[Page transcription dataset items]
----------------------------------------

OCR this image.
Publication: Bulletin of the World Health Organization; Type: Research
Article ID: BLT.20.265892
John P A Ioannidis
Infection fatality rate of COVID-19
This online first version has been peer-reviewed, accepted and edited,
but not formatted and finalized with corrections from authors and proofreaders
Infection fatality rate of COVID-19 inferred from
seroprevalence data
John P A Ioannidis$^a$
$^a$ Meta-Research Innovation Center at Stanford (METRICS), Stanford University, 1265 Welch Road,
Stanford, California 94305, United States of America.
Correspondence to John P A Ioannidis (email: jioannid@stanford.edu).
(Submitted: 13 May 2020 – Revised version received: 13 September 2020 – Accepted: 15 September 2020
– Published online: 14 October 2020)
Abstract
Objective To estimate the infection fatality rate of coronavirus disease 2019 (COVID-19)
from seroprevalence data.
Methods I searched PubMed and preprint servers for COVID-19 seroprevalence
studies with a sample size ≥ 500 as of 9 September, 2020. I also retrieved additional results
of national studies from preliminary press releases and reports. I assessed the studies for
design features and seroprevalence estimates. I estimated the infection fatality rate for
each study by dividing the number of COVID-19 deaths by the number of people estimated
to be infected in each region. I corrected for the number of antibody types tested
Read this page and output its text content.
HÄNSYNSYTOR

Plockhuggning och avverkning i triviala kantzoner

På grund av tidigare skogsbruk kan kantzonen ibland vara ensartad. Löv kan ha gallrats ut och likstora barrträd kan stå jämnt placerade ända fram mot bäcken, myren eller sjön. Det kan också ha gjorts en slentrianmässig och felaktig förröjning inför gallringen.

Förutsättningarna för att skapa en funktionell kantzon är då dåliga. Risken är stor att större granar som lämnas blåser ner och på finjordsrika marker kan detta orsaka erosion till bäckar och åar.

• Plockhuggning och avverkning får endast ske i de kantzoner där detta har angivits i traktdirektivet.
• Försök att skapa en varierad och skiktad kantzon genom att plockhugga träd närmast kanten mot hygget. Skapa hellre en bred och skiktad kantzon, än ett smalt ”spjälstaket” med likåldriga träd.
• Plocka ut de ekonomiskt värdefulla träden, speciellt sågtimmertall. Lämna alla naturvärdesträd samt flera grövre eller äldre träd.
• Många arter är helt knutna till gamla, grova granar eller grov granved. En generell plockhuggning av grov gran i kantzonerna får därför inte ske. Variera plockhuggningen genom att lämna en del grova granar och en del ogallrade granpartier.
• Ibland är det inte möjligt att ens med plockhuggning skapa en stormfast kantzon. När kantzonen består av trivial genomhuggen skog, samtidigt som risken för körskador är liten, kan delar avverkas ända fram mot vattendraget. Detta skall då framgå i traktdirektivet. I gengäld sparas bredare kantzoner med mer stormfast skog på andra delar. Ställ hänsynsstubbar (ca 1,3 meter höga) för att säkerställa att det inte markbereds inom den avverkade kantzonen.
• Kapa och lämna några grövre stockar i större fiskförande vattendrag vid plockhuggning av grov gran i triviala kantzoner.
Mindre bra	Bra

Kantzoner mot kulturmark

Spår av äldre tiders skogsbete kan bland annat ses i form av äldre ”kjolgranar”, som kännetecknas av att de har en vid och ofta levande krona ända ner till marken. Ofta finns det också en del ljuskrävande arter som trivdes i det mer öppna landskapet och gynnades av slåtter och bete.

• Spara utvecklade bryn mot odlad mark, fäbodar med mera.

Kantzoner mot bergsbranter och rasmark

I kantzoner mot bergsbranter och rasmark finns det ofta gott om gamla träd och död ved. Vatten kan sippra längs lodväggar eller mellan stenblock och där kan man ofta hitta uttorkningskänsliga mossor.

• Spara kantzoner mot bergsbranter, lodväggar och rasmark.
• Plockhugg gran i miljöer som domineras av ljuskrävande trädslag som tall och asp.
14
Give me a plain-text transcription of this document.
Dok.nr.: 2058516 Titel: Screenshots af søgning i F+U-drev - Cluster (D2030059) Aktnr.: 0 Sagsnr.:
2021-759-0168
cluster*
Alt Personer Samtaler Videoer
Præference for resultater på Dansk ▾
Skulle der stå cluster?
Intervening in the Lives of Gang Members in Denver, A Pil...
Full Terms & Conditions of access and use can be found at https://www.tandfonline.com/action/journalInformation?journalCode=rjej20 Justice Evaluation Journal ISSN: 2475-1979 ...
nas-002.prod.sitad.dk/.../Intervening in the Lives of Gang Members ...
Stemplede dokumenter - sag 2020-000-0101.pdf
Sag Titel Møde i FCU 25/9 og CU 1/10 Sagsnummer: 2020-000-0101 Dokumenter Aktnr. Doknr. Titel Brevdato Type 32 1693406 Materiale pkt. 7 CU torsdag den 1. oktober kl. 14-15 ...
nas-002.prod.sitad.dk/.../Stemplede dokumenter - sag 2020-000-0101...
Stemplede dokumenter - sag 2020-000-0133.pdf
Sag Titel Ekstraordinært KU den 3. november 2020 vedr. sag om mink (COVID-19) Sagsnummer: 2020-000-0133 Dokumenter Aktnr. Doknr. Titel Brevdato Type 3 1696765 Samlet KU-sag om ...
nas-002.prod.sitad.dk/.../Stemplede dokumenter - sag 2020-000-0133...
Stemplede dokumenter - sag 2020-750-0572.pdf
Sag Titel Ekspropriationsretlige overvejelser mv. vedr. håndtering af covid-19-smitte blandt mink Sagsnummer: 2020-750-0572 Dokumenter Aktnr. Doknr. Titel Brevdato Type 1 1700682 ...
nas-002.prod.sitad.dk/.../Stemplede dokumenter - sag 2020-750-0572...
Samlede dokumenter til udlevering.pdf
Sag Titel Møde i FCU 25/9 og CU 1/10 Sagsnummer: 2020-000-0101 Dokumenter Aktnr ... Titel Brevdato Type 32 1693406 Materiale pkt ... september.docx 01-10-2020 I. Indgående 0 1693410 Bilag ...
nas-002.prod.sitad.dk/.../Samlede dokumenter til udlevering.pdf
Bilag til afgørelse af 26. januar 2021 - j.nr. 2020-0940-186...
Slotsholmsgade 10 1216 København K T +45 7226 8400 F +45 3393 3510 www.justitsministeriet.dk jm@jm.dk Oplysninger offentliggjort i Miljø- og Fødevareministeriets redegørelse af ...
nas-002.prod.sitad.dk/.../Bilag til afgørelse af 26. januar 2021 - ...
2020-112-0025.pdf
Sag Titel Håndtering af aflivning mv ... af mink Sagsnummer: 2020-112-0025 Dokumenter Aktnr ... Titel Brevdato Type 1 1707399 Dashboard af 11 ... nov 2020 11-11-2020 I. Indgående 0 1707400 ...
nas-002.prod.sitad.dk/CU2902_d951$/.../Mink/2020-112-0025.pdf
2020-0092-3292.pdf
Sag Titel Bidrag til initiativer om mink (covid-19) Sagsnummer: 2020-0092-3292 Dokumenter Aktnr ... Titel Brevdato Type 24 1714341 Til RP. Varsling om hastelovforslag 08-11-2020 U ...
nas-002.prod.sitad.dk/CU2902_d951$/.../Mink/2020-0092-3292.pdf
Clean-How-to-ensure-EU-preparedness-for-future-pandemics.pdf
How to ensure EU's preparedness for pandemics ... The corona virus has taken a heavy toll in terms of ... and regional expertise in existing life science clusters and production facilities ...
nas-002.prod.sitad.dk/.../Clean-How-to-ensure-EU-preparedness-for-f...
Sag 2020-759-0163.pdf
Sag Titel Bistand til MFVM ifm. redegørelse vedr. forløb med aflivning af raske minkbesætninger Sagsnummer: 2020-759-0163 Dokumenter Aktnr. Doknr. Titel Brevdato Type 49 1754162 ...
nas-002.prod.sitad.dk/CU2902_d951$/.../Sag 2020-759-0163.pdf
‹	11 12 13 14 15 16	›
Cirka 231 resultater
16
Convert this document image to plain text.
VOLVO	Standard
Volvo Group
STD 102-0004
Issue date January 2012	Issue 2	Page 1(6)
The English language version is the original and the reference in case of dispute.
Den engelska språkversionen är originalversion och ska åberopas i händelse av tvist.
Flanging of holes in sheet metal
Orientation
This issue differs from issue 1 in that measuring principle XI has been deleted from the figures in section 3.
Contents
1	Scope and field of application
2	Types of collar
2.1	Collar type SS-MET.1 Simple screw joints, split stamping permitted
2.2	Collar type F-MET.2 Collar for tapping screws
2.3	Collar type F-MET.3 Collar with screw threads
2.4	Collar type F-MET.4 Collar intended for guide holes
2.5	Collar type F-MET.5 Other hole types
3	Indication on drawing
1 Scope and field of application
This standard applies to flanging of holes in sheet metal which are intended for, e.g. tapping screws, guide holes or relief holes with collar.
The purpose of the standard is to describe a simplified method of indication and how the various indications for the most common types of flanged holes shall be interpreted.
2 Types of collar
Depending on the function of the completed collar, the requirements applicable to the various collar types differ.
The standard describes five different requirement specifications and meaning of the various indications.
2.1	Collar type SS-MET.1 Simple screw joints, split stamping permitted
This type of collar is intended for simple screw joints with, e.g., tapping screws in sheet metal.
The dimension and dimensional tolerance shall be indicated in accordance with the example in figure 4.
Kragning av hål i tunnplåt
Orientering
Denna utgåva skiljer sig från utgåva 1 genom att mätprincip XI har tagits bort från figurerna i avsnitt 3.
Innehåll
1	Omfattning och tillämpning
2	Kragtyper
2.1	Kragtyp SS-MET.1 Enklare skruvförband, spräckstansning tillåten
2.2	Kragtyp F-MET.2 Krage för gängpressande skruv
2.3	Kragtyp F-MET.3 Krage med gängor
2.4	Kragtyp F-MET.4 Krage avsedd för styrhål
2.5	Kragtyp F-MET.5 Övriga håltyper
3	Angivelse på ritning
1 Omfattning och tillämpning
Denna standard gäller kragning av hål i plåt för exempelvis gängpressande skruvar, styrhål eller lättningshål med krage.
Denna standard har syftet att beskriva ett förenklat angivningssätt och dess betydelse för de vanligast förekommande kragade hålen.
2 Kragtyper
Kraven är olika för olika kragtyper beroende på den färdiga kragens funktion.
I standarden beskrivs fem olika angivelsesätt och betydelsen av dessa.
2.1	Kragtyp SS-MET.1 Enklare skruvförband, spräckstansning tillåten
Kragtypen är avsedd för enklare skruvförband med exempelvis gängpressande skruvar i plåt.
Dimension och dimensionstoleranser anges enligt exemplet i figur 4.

----------------------------------------

* TASK BRIEF *
From the records, copy every line that has the string "större" in it.

* REPLY *
Förutsättningarna för att skapa en funktionell kantzon är då dåliga. Risken är stor att större granar som lämnas blåser ner och på finjordsrika marker kan detta orsaka erosion till bäckar och åar.
• Kapa och lämna några grövre stockar i större fiskförande vattendrag vid plockhuggning av grov gran i triviala kantzoner.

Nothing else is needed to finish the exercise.